◆ Work required: All of the data needs to be repeated exactly.

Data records
════════════════════
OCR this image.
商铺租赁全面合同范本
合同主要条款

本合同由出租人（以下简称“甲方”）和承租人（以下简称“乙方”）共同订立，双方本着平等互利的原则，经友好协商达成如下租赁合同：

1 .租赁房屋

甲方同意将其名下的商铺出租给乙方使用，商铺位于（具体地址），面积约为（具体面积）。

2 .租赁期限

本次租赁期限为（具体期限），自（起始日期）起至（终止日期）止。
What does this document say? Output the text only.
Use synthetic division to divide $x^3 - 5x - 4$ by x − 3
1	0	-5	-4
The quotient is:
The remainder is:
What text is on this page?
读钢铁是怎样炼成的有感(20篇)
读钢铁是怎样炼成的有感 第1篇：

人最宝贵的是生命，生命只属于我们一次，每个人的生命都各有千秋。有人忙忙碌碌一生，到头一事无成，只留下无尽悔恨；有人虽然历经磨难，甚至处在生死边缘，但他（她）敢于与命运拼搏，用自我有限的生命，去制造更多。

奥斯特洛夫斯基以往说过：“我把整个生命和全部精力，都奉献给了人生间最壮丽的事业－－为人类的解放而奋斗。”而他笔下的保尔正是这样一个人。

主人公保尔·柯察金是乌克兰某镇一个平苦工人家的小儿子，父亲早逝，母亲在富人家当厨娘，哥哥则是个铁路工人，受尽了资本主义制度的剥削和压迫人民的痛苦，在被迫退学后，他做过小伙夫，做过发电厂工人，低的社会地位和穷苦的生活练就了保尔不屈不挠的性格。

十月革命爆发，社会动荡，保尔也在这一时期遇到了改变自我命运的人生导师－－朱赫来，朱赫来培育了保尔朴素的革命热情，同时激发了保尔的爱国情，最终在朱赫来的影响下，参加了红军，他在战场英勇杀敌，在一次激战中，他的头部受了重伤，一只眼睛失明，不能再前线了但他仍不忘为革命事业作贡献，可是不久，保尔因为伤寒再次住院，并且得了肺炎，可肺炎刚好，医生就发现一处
════════════════════
◆ Full solution:
OCR this image.
商铺租赁全面合同范本
合同主要条款

本合同由出租人（以下简称“甲方”）和承租人（以下简称“乙方”）共同订立，双方本着平等互利的原则，经友好协商达成如下租赁合同：

1 .租赁房屋

甲方同意将其名下的商铺出租给乙方使用，商铺位于（具体地址），面积约为（具体面积）。

2 .租赁期限

本次租赁期限为（具体期限），自（起始日期）起至（终止日期）止。
What does this document say? Output the text only.
Use synthetic division to divide $x^3 - 5x - 4$ by x − 3
1	0	-5	-4
The quotient is:
The remainder is:
What text is on this page?
读钢铁是怎样炼成的有感(20篇)
读钢铁是怎样炼成的有感 第1篇：

人最宝贵的是生命，生命只属于我们一次，每个人的生命都各有千秋。有人忙忙碌碌一生，到头一事无成，只留下无尽悔恨；有人虽然历经磨难，甚至处在生死边缘，但他（她）敢于与命运拼搏，用自我有限的生命，去制造更多。

奥斯特洛夫斯基以往说过：“我把整个生命和全部精力，都奉献给了人生间最壮丽的事业－－为人类的解放而奋斗。”而他笔下的保尔正是这样一个人。

主人公保尔·柯察金是乌克兰某镇一个平苦工人家的小儿子，父亲早逝，母亲在富人家当厨娘，哥哥则是个铁路工人，受尽了资本主义制度的剥削和压迫人民的痛苦，在被迫退学后，他做过小伙夫，做过发电厂工人，低的社会地位和穷苦的生活练就了保尔不屈不挠的性格。

十月革命爆发，社会动荡，保尔也在这一时期遇到了改变自我命运的人生导师－－朱赫来，朱赫来培育了保尔朴素的革命热情，同时激发了保尔的爱国情，最终在朱赫来的影响下，参加了红军，他在战场英勇杀敌，在一次激战中，他的头部受了重伤，一只眼睛失明，不能再前线了但他仍不忘为革命事业作贡献，可是不久，保尔因为伤寒再次住院，并且得了肺炎，可肺炎刚好，医生就发现一处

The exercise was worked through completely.